◆ Task goal ◆
Copy out every record below, word for word.

-- BEGIN Provided data --

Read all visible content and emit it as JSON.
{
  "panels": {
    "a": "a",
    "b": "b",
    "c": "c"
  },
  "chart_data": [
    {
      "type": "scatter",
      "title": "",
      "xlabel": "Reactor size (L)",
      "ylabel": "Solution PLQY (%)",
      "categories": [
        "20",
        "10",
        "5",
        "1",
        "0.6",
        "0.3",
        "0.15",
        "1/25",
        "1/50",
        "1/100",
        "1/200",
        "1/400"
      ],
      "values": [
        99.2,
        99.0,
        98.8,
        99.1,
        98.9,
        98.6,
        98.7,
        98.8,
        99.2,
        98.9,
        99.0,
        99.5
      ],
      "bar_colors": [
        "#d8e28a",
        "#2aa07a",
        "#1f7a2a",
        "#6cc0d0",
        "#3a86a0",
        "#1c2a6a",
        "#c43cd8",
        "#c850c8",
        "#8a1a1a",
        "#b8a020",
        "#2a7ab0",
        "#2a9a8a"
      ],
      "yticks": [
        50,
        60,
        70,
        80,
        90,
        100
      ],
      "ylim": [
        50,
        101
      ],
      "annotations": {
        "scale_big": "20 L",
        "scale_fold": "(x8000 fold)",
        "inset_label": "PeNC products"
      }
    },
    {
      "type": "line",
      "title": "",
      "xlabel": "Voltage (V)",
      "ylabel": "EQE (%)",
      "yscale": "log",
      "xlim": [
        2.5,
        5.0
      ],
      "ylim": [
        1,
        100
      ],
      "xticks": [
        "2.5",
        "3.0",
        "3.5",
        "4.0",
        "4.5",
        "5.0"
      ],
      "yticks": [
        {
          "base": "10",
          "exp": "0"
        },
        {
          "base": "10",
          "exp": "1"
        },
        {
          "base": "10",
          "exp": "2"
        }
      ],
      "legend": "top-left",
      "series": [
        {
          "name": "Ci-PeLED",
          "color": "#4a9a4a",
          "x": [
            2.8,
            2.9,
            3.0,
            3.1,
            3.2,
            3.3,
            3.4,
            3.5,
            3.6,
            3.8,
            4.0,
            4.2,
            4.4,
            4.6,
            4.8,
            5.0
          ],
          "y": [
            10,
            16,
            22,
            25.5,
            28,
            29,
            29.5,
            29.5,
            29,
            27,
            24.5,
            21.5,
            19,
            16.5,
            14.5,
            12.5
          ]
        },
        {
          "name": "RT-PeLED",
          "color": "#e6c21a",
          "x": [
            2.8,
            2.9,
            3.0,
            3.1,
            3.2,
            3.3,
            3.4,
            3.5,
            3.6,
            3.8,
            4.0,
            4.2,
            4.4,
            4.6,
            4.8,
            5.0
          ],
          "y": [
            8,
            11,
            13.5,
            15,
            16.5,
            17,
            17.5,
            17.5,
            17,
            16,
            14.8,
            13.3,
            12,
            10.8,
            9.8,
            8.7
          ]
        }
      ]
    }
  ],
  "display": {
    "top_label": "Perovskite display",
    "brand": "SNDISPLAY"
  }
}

-- END Provided data --

◆ Worked solution ◆
Read all visible content and emit it as JSON.
{
  "panels": {
    "a": "a",
    "b": "b",
    "c": "c"
  },
  "chart_data": [
    {
      "type": "scatter",
      "title": "",
      "xlabel": "Reactor size (L)",
      "ylabel": "Solution PLQY (%)",
      "categories": [
        "20",
        "10",
        "5",
        "1",
        "0.6",
        "0.3",
        "0.15",
        "1/25",
        "1/50",
        "1/100",
        "1/200",
        "1/400"
      ],
      "values": [
        99.2,
        99.0,
        98.8,
        99.1,
        98.9,
        98.6,
        98.7,
        98.8,
        99.2,
        98.9,
        99.0,
        99.5
      ],
      "bar_colors": [
        "#d8e28a",
        "#2aa07a",
        "#1f7a2a",
        "#6cc0d0",
        "#3a86a0",
        "#1c2a6a",
        "#c43cd8",
        "#c850c8",
        "#8a1a1a",
        "#b8a020",
        "#2a7ab0",
        "#2a9a8a"
      ],
      "yticks": [
        50,
        60,
        70,
        80,
        90,
        100
      ],
      "ylim": [
        50,
        101
      ],
      "annotations": {
        "scale_big": "20 L",
        "scale_fold": "(x8000 fold)",
        "inset_label": "PeNC products"
      }
    },
    {
      "type": "line",
      "title": "",
      "xlabel": "Voltage (V)",
      "ylabel": "EQE (%)",
      "yscale": "log",
      "xlim": [
        2.5,
        5.0
      ],
      "ylim": [
        1,
        100
      ],
      "xticks": [
        "2.5",
        "3.0",
        "3.5",
        "4.0",
        "4.5",
        "5.0"
      ],
      "yticks": [
        {
          "base": "10",
          "exp": "0"
        },
        {
          "base": "10",
          "exp": "1"
        },
        {
          "base": "10",
          "exp": "2"
        }
      ],
      "legend": "top-left",
      "series": [
        {
          "name": "Ci-PeLED",
          "color": "#4a9a4a",
          "x": [
            2.8,
            2.9,
            3.0,
            3.1,
            3.2,
            3.3,
            3.4,
            3.5,
            3.6,
            3.8,
            4.0,
            4.2,
            4.4,
            4.6,
            4.8,
            5.0
          ],
          "y": [
            10,
            16,
            22,
            25.5,
            28,
            29,
            29.5,
            29.5,
            29,
            27,
            24.5,
            21.5,
            19,
            16.5,
            14.5,
            12.5
          ]
        },
        {
          "name": "RT-PeLED",
          "color": "#e6c21a",
          "x": [
            2.8,
            2.9,
            3.0,
            3.1,
            3.2,
            3.3,
            3.4,
            3.5,
            3.6,
            3.8,
            4.0,
            4.2,
            4.4,
            4.6,
            4.8,
            5.0
          ],
          "y": [
            8,
            11,
            13.5,
            15,
            16.5,
            17,
            17.5,
            17.5,
            17,
            16,
            14.8,
            13.3,
            12,
            10.8,
            9.8,
            8.7
          ]
        }
      ]
    }
  ],
  "display": {
    "top_label": "Perovskite display",
    "brand": "SNDISPLAY"
  }
}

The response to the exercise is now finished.